We then use humidity shock and other techniques to force the paper's fibres to become more receptive to ink absorption, thus shortening dry times, before holding the paper at a different state for an extended period to allow the fibres to settle.
The resulting paper is slightly drier in handfeel, significantly more absorptive of applied media, and — while still not immune to oils — inherently more resilient to the vagaries of the human palm, making it the perfect choice for your daily meetings, classes, and other rather serious endeavours.
From left: Tomoe River 7, Rasa, Cosmo Air Light.
Win some, lose some
Of course, improvements to some elements of the paper mean tradeoffs in others, so we want to make sure you're aware of this paper's weaknesses.
The core tradeoff is slightly reduced colour performance. You'll find that certain multichromatic inks, in particular, will be slightly duller on Rasa than they would be on Cosmo Air Light and other microcoat equivalents — this stems from the drastically increased rate at which the paper absorbs ink. Given that this paper is primarily oriented towards work and study use, we felt this was an appropriate hit to take for increased practicability.
This isn't to say, of course, that colours look completely flat. You can still get some astonishing results with a little practice:
The paper's quicker dry and increased resistance to hand oils also comes at a cost: if your weapons of choice are sharp italics, or edged blades and scrapers, Rasa presents a slightly odd, squishy handfeel and increased feedback that may make writing and calligraphing feel a little strange. This doesn't affect the paper's ability to handle these nibs, but it will take some getting used to.

→ **Assignment**
Print the passage from the paper description exactly, starting with "This isn't to" and going on through "getting used to.". Rely only on the paper description text for these.

→ **Supplied material**
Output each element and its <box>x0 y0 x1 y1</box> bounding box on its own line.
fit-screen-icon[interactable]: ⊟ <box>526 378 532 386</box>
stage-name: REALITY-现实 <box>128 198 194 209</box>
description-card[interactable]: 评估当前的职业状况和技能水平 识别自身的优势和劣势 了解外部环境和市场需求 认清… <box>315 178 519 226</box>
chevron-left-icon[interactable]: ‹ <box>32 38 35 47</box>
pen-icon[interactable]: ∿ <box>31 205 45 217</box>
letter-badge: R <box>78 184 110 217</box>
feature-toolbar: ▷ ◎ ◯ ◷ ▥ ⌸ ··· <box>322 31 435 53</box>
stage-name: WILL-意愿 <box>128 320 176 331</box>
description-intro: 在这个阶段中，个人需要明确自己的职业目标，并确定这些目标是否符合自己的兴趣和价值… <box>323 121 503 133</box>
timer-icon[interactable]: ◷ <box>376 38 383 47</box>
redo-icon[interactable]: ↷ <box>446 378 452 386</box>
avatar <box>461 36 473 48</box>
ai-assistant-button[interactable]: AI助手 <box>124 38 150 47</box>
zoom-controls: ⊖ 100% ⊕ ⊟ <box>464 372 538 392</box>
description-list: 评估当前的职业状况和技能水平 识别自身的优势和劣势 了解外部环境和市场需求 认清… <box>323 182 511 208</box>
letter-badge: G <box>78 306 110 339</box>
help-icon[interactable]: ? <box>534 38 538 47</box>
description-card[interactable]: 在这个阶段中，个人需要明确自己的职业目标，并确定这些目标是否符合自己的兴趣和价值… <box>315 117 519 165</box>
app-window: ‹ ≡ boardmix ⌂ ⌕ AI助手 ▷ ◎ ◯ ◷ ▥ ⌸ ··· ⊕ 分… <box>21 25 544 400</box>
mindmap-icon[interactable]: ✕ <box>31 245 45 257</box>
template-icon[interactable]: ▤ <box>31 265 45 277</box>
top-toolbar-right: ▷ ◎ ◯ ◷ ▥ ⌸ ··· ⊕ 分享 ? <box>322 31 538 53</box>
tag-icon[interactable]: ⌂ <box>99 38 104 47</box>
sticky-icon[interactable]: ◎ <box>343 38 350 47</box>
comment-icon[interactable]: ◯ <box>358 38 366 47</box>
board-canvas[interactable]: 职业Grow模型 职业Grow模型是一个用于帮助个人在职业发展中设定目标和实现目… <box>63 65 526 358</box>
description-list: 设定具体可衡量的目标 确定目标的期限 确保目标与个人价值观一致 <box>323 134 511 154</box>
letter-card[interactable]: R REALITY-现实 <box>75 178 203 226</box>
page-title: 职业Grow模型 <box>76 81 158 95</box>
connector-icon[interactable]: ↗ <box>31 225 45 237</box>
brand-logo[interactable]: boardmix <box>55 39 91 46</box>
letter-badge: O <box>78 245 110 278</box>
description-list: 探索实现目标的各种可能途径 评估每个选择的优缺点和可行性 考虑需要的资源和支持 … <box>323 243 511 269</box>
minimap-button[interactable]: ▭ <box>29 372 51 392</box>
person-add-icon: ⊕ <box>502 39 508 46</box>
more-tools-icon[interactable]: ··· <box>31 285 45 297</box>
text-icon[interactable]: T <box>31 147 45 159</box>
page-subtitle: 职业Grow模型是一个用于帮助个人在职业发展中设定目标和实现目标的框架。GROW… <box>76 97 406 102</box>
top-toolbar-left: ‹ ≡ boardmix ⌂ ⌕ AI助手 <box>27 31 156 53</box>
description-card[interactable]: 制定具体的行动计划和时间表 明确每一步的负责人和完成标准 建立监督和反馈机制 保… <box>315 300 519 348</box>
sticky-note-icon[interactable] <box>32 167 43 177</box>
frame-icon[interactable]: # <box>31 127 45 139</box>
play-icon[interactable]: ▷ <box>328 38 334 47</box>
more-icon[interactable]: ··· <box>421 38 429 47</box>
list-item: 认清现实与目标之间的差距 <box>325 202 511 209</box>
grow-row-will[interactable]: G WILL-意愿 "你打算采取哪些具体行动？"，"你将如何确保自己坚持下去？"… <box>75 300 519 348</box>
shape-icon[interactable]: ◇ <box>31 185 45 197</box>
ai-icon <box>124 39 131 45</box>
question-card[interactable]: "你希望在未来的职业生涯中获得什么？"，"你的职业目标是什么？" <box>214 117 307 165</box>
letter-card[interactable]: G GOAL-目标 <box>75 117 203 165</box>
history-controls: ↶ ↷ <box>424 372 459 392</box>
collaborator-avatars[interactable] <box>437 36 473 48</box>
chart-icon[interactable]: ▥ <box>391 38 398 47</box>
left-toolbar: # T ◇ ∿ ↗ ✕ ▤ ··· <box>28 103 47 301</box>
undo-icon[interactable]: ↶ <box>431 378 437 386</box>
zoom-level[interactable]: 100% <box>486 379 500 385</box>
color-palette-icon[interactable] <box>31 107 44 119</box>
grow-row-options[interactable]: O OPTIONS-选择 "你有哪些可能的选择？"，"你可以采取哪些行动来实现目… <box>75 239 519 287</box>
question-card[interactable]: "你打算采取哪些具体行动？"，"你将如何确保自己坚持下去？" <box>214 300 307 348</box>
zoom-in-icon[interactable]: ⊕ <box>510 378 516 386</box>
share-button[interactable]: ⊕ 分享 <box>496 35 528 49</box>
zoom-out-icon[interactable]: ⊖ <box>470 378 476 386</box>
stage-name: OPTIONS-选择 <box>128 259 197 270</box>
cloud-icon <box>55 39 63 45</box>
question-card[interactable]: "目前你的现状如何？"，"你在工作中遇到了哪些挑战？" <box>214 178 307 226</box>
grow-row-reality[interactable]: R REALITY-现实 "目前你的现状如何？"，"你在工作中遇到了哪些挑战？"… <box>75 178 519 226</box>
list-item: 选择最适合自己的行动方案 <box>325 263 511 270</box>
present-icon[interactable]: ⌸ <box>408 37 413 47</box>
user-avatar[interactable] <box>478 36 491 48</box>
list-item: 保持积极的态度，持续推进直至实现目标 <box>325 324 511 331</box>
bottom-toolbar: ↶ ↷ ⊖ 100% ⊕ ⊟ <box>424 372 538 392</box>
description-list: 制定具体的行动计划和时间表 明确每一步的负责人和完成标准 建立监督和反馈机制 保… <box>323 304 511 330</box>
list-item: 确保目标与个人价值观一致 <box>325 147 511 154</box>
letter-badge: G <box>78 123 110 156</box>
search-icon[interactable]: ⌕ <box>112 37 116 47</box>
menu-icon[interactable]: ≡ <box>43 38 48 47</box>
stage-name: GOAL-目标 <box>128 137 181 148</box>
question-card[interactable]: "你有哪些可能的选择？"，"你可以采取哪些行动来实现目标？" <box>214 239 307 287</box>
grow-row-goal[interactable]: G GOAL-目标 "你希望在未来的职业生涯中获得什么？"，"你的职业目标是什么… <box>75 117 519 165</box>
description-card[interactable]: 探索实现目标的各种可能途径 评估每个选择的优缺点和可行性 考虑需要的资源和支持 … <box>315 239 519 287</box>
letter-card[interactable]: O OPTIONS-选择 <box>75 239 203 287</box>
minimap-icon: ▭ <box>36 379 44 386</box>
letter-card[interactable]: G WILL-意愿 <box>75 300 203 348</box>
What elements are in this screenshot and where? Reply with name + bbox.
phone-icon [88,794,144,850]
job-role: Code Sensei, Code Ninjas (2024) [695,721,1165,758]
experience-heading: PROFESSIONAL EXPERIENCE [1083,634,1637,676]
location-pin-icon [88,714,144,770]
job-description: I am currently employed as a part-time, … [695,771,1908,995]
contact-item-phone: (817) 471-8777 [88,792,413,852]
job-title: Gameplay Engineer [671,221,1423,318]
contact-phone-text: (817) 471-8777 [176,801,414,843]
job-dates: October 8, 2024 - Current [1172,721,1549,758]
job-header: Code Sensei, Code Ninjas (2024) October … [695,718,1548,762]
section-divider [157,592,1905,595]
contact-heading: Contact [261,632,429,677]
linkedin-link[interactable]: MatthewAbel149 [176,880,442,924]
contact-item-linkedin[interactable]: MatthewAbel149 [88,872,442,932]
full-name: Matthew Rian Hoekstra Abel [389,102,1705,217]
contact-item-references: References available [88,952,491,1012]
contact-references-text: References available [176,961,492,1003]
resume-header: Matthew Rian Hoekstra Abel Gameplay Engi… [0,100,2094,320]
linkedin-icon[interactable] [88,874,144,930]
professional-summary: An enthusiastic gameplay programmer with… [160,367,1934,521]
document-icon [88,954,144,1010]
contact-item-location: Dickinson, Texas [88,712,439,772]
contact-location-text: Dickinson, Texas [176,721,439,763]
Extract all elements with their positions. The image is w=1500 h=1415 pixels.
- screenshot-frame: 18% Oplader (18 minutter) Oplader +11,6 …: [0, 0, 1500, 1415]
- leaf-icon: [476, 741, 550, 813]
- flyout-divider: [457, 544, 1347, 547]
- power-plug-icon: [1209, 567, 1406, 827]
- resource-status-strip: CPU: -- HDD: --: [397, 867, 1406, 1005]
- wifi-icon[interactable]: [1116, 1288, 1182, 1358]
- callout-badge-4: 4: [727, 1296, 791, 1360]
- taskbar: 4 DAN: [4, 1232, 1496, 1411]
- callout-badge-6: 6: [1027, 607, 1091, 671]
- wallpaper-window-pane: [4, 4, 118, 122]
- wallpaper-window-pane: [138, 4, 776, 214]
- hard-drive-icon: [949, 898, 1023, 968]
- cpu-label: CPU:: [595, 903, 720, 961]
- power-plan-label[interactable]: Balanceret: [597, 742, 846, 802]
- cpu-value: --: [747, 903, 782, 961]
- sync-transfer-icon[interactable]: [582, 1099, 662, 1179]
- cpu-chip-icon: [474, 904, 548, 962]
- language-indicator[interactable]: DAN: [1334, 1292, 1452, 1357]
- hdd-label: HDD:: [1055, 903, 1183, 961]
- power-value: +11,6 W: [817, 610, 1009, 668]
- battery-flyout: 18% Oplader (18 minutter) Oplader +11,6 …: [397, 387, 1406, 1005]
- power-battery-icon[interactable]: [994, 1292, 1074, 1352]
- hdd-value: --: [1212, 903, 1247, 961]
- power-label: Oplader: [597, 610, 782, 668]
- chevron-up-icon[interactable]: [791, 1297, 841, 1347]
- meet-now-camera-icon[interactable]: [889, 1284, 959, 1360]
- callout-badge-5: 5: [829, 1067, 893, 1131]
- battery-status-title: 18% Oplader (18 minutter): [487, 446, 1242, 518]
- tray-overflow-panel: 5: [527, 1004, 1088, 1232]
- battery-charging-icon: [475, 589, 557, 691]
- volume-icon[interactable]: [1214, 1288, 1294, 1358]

→ **Task result**
This isn't to say, of course, that colours look completely flat. You can still get some astonishing results with a little practice:
The paper's quicker dry and increased resistance to hand oils also comes at a cost: if your weapons of choice are sharp italics, or edged blades and scrapers, Rasa presents a slightly odd, squishy handfeel and increased feedback that may make writing and calligraphing feel a little strange. This doesn't affect the paper's ability to handle these nibs, but it will take some getting used to.